PROMPT →
Everything in the data should be repeated exactly, save for the images.

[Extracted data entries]
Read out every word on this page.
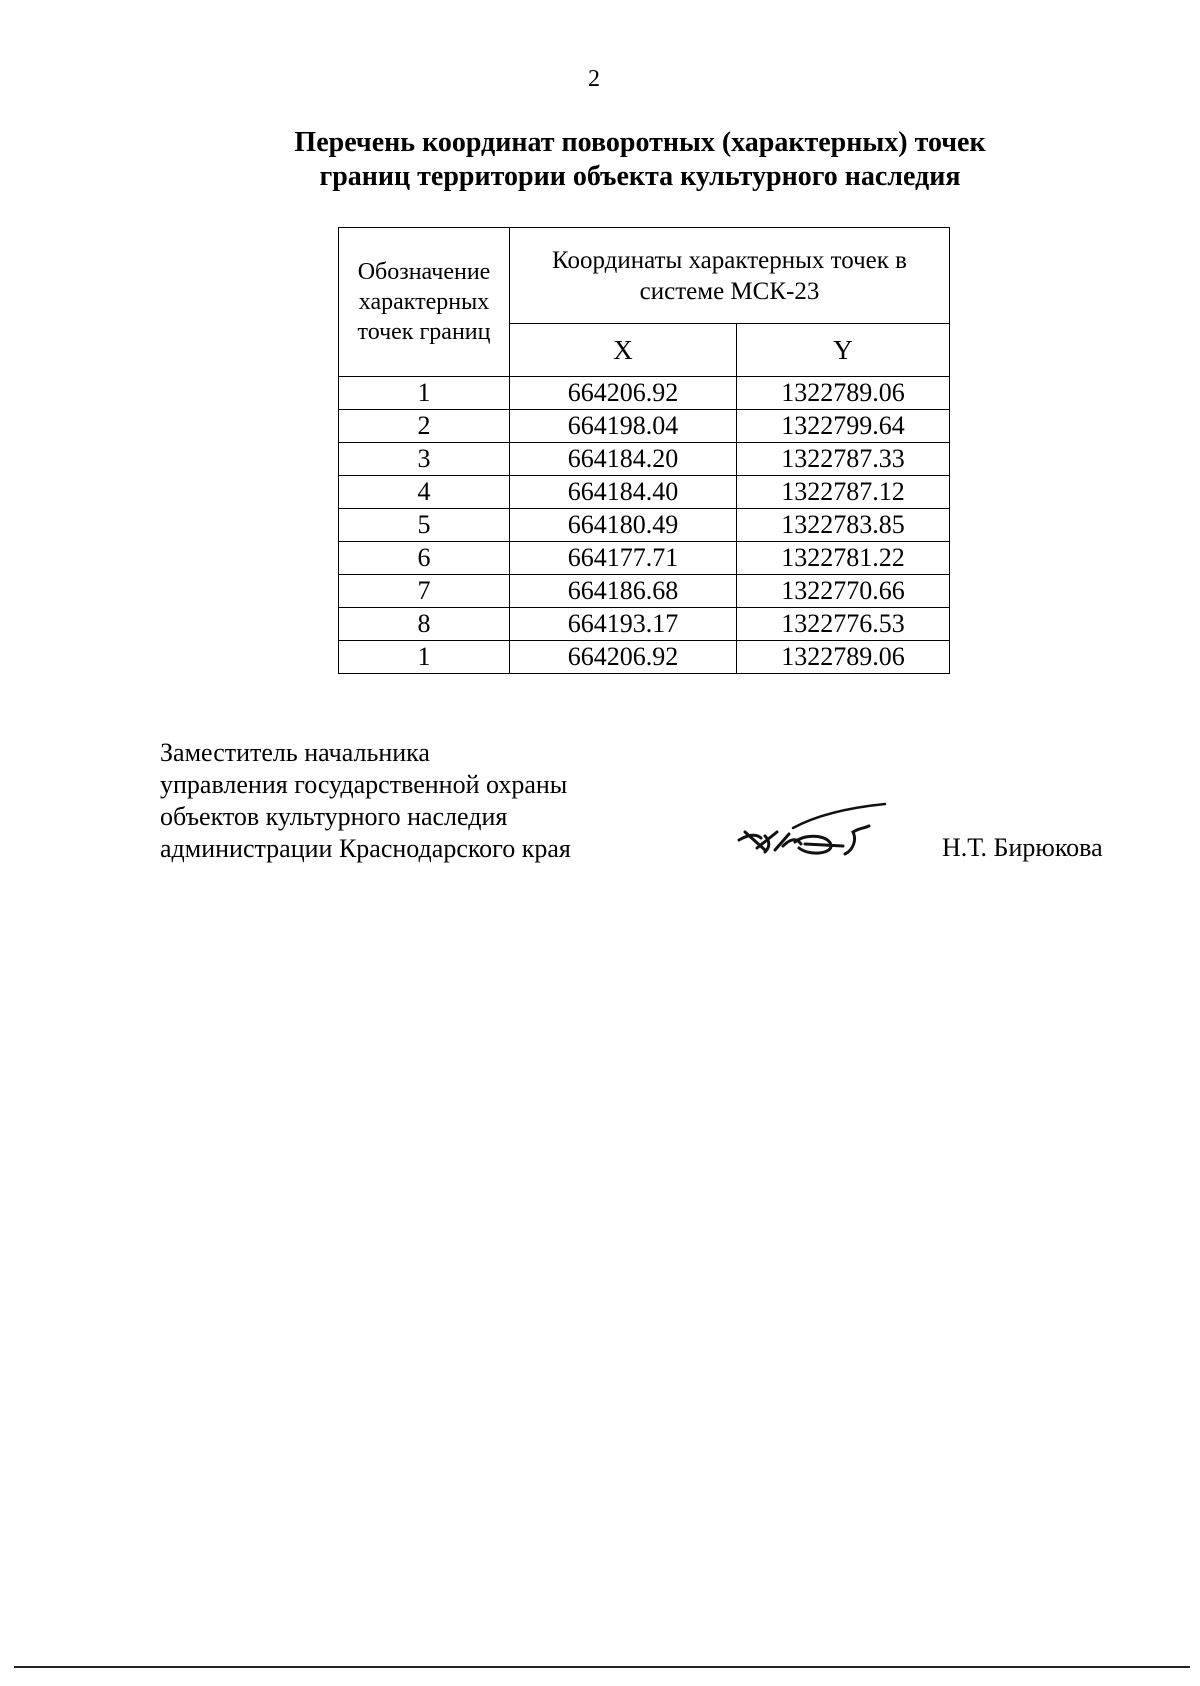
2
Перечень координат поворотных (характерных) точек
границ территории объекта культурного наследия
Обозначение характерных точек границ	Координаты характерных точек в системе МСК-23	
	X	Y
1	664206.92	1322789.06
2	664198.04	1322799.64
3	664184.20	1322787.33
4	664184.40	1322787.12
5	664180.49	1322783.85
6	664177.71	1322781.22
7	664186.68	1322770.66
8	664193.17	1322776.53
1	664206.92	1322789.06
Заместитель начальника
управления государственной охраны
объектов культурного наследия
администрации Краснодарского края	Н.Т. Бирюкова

RESPONSE →
Read out every word on this page.
2
Перечень координат поворотных (характерных) точек
границ территории объекта культурного наследия
Обозначение характерных точек границ	Координаты характерных точек в системе МСК-23	
	X	Y
1	664206.92	1322789.06
2	664198.04	1322799.64
3	664184.20	1322787.33
4	664184.40	1322787.12
5	664180.49	1322783.85
6	664177.71	1322781.22
7	664186.68	1322770.66
8	664193.17	1322776.53
1	664206.92	1322789.06
Заместитель начальника
управления государственной охраны
объектов культурного наследия
администрации Краснодарского края	Н.Т. Бирюкова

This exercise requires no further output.